PROBLEM STATEMENT: Look for "tsResponse" in each line of the entries, and return the matching lines.

SOURCE RECORDS:
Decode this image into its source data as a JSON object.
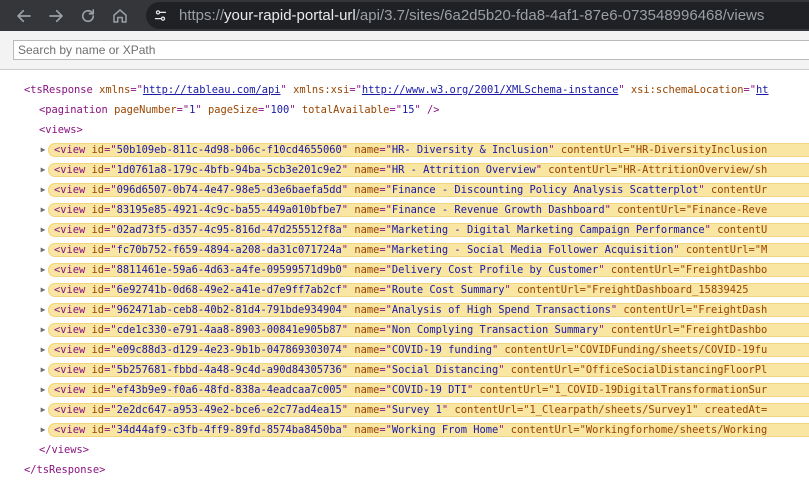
{
  "browser": {
    "url_scheme": "https://",
    "url_host": "your-rapid-portal-url",
    "url_path": "/api/3.7/sites/6a2d5b20-fda8-4af1-87e6-073548996468/views",
    "icons": [
      "back-arrow-icon",
      "forward-arrow-icon",
      "reload-icon",
      "home-icon",
      "site-info-icon"
    ]
  },
  "search": {
    "placeholder": "Search by name or XPath",
    "value": ""
  },
  "xml": {
    "root_open": "<tsResponse",
    "ns_attr": "xmlns",
    "ns_value": "http://tableau.com/api",
    "xsi_attr": "xmlns:xsi",
    "xsi_value": "http://www.w3.org/2001/XMLSchema-instance",
    "loc_attr": "xsi:schemaLocation",
    "loc_value": "ht",
    "pagination_tag": "<pagination",
    "page_number": "1",
    "page_size": "100",
    "total_available": "15",
    "views_open": "<views>",
    "views_close": "</views>",
    "root_close": "</tsResponse>",
    "views": [
      {
        "id": "50b109eb-811c-4d98-b06c-f10cd4655060",
        "name": "HR- Diversity & Inclusion",
        "tail": "contentUrl=\"HR-DiversityInclusion"
      },
      {
        "id": "1d0761a8-179c-4bfb-94ba-5cb3e201c9e2",
        "name": "HR - Attrition Overview",
        "tail": "contentUrl=\"HR-AttritionOverview/sh"
      },
      {
        "id": "096d6507-0b74-4e47-98e5-d3e6baefa5dd",
        "name": "Finance - Discounting Policy Analysis Scatterplot",
        "tail": "contentUr"
      },
      {
        "id": "83195e85-4921-4c9c-ba55-449a010bfbe7",
        "name": "Finance - Revenue Growth Dashboard",
        "tail": "contentUrl=\"Finance-Reve"
      },
      {
        "id": "02ad73f5-d357-4c95-816d-47d255512f8a",
        "name": "Marketing - Digital Marketing Campaign Performance",
        "tail": "contentU"
      },
      {
        "id": "fc70b752-f659-4894-a208-da31c071724a",
        "name": "Marketing - Social Media Follower Acquisition",
        "tail": "contentUrl=\"M"
      },
      {
        "id": "8811461e-59a6-4d63-a4fe-09599571d9b0",
        "name": "Delivery Cost Profile by Customer",
        "tail": "contentUrl=\"FreightDashbo"
      },
      {
        "id": "6e92741b-0d68-49e2-a41e-d7e9ff7ab2cf",
        "name": "Route Cost Summary",
        "tail": "contentUrl=\"FreightDashboard_15839425"
      },
      {
        "id": "962471ab-ceb8-40b2-81d4-791bde934904",
        "name": "Analysis of High Spend Transactions",
        "tail": "contentUrl=\"FreightDash"
      },
      {
        "id": "cde1c330-e791-4aa8-8903-00841e905b87",
        "name": "Non Complying Transaction Summary",
        "tail": "contentUrl=\"FreightDashbo"
      },
      {
        "id": "e09c88d3-d129-4e23-9b1b-047869303074",
        "name": "COVID-19 funding",
        "tail": "contentUrl=\"COVIDFunding/sheets/COVID-19fu"
      },
      {
        "id": "5b257681-fbbd-4a48-9c4d-a90d84305736",
        "name": "Social Distancing",
        "tail": "contentUrl=\"OfficeSocialDistancingFloorPl"
      },
      {
        "id": "ef43b9e9-f0a6-48fd-838a-4eadcaa7c005",
        "name": "COVID-19 DTI",
        "tail": "contentUrl=\"1_COVID-19DigitalTransformationSur"
      },
      {
        "id": "2e2dc647-a953-49e2-bce6-e2c77ad4ea15",
        "name": "Survey 1",
        "tail": "contentUrl=\"1_Clearpath/sheets/Survey1\" createdAt="
      },
      {
        "id": "34d44af9-c3fb-4ff9-89fd-8574ba8450ba",
        "name": "Working From Home",
        "tail": "contentUrl=\"Workingforhome/sheets/Working"
      }
    ]
  },
  "colors": {
    "chrome_bg": "#35363a",
    "omnibox_bg": "#202124",
    "tag": "#881280",
    "attr": "#994500",
    "value": "#1a1aa6",
    "highlight": "#f9e6a3"
  }
}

RIGHT ANSWER:
    "root_open": "<tsResponse",
    "root_close": "</tsResponse>",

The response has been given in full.